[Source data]
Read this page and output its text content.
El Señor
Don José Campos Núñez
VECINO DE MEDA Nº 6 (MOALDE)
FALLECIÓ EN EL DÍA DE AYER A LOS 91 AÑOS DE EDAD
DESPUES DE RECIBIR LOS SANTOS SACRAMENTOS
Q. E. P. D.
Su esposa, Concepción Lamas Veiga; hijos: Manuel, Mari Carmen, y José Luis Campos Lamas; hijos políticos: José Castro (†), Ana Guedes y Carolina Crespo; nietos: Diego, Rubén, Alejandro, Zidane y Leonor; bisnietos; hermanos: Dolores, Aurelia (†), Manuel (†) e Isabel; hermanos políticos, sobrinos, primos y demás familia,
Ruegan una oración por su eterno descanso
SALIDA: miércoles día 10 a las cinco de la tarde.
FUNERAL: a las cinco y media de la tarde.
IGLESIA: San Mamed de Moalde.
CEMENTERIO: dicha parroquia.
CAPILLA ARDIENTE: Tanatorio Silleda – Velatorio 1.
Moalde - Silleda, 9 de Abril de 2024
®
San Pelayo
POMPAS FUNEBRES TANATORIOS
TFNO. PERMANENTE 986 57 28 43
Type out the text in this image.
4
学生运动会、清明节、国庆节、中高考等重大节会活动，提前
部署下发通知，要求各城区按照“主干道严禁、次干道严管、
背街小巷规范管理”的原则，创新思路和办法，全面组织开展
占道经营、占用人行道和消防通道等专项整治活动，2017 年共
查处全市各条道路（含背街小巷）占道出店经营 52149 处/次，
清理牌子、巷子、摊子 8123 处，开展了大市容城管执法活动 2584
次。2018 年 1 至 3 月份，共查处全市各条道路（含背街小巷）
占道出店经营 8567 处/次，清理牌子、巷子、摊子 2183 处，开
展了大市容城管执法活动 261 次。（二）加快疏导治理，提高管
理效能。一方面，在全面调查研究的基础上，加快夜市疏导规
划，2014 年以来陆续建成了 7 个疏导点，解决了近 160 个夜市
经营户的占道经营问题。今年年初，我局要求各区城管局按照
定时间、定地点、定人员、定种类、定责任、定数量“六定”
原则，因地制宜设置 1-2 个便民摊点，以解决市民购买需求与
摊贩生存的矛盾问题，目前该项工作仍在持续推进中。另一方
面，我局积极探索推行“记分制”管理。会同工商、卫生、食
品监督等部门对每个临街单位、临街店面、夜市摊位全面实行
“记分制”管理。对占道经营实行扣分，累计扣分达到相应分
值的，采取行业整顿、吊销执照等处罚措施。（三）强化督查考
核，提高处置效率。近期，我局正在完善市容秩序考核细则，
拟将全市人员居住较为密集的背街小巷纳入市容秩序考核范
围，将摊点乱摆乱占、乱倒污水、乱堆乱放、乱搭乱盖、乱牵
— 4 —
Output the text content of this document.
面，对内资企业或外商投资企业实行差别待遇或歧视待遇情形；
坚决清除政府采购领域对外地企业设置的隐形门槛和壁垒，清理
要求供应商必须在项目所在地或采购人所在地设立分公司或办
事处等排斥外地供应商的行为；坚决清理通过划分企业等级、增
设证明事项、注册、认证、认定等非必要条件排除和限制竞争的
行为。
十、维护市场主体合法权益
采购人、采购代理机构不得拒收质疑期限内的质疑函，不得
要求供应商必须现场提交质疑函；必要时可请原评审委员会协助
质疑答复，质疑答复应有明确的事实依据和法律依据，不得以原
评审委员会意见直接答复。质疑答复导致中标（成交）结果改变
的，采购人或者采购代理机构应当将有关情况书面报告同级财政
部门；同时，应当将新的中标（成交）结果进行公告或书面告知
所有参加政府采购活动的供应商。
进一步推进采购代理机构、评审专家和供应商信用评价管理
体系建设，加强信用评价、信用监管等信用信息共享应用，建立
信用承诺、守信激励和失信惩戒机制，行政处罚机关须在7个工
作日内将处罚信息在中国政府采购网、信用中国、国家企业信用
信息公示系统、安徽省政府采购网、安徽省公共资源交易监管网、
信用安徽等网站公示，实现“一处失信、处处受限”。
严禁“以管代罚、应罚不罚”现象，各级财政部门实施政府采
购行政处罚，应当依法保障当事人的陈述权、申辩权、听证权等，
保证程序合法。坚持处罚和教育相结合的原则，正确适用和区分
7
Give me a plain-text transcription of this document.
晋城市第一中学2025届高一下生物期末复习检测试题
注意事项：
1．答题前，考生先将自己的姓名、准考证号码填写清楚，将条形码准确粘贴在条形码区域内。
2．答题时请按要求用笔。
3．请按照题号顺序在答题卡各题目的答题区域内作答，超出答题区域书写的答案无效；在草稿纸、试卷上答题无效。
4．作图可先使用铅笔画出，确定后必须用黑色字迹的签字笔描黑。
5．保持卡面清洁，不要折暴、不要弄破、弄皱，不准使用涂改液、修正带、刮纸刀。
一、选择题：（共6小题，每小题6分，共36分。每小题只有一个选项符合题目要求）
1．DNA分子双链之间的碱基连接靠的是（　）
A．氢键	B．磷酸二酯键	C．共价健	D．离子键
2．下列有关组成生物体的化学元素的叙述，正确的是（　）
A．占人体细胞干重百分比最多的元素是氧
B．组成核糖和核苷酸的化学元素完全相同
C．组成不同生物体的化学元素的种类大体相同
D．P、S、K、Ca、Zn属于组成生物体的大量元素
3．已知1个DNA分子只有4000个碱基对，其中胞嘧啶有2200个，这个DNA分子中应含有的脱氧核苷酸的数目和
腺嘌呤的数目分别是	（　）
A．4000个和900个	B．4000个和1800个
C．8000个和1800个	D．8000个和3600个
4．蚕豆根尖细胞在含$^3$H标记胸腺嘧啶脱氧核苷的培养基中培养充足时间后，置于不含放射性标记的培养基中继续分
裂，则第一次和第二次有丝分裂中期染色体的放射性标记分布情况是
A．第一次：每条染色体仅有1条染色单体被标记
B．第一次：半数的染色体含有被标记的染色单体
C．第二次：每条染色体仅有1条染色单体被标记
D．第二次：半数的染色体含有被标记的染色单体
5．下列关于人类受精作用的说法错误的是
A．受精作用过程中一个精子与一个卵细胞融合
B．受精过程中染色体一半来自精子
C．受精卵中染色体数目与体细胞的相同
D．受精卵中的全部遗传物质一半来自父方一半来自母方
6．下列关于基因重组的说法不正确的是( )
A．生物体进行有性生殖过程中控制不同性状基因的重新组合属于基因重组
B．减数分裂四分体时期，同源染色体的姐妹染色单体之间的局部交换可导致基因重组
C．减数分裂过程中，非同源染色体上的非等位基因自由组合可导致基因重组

**Stated exercise**
Where a line in the entries holds the word "半数的染色体含有被标记的染色单体", copy that line.

**Answer for the task**
B．第一次：半数的染色体含有被标记的染色单体
D．第二次：半数的染色体含有被标记的染色单体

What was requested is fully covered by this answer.